**WHAT TO DO**
Pick out every line of the entries below where "that" occurs, and copy those lines.

**INPUT DATA**
══════
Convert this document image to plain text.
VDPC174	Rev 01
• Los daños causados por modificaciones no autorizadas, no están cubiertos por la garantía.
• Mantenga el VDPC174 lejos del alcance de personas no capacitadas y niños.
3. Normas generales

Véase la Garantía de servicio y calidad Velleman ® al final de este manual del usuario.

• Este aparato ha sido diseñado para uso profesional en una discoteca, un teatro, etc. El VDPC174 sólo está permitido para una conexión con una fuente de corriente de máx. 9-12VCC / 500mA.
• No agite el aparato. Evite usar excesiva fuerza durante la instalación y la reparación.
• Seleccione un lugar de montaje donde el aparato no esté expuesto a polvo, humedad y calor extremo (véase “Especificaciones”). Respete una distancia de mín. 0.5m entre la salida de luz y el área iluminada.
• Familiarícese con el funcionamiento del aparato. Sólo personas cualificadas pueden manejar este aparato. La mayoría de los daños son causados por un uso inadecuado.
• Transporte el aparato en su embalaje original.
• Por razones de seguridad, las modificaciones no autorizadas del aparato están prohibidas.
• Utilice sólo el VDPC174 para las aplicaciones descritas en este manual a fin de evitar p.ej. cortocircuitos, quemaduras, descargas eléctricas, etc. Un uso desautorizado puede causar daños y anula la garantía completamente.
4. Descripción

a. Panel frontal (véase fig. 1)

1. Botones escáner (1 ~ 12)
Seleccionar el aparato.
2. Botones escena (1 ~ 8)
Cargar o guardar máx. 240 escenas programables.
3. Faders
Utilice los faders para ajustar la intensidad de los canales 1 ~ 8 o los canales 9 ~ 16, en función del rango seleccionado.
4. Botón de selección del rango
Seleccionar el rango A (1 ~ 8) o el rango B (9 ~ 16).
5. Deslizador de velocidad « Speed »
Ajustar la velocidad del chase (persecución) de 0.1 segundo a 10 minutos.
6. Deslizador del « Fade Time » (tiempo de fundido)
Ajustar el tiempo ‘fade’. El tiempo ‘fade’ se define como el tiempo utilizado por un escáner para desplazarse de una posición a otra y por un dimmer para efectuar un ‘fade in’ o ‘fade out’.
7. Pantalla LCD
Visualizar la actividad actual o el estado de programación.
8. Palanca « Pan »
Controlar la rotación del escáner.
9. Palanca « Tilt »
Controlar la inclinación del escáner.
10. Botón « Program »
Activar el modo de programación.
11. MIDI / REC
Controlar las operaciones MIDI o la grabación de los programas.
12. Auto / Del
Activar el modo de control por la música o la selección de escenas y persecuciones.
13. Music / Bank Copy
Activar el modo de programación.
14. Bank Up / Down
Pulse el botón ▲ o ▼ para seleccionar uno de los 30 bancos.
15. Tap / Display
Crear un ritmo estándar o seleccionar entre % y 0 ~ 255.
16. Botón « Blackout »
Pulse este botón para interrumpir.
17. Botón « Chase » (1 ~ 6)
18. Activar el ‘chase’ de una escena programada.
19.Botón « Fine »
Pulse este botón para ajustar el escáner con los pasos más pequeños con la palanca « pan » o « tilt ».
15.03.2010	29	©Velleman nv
══════
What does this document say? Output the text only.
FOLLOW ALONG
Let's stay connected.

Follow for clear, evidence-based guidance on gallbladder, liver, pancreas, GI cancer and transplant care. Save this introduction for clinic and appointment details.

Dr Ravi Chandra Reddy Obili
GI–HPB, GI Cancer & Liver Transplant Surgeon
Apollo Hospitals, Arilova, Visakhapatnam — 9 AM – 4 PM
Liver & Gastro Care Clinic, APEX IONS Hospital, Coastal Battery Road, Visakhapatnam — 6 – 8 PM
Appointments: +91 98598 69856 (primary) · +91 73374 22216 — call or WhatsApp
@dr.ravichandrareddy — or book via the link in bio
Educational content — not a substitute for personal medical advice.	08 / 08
══════
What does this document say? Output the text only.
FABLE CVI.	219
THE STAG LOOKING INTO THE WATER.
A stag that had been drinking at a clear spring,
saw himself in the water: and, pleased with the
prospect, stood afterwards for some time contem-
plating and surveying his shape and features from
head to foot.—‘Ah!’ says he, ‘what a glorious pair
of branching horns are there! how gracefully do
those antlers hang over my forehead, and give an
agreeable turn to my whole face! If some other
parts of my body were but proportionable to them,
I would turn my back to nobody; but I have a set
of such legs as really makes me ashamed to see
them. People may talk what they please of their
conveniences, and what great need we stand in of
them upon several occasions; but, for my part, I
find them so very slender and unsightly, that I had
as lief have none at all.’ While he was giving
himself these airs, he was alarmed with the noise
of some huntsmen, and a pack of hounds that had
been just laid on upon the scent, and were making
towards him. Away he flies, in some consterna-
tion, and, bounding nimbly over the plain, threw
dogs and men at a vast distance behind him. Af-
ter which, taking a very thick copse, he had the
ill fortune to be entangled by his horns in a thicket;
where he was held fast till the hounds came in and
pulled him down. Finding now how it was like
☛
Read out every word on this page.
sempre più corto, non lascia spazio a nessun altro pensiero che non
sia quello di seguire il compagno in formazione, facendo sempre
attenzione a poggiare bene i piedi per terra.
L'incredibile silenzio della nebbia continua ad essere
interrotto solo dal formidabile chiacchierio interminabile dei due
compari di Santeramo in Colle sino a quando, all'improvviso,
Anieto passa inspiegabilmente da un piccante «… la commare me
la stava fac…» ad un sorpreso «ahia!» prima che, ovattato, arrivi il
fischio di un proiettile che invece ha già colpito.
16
══════
**SOLUTION FOR THIS TASK**
A stag that had been drinking at a clear spring,
find them so very slender and unsightly, that I had
of some huntsmen, and a pack of hounds that had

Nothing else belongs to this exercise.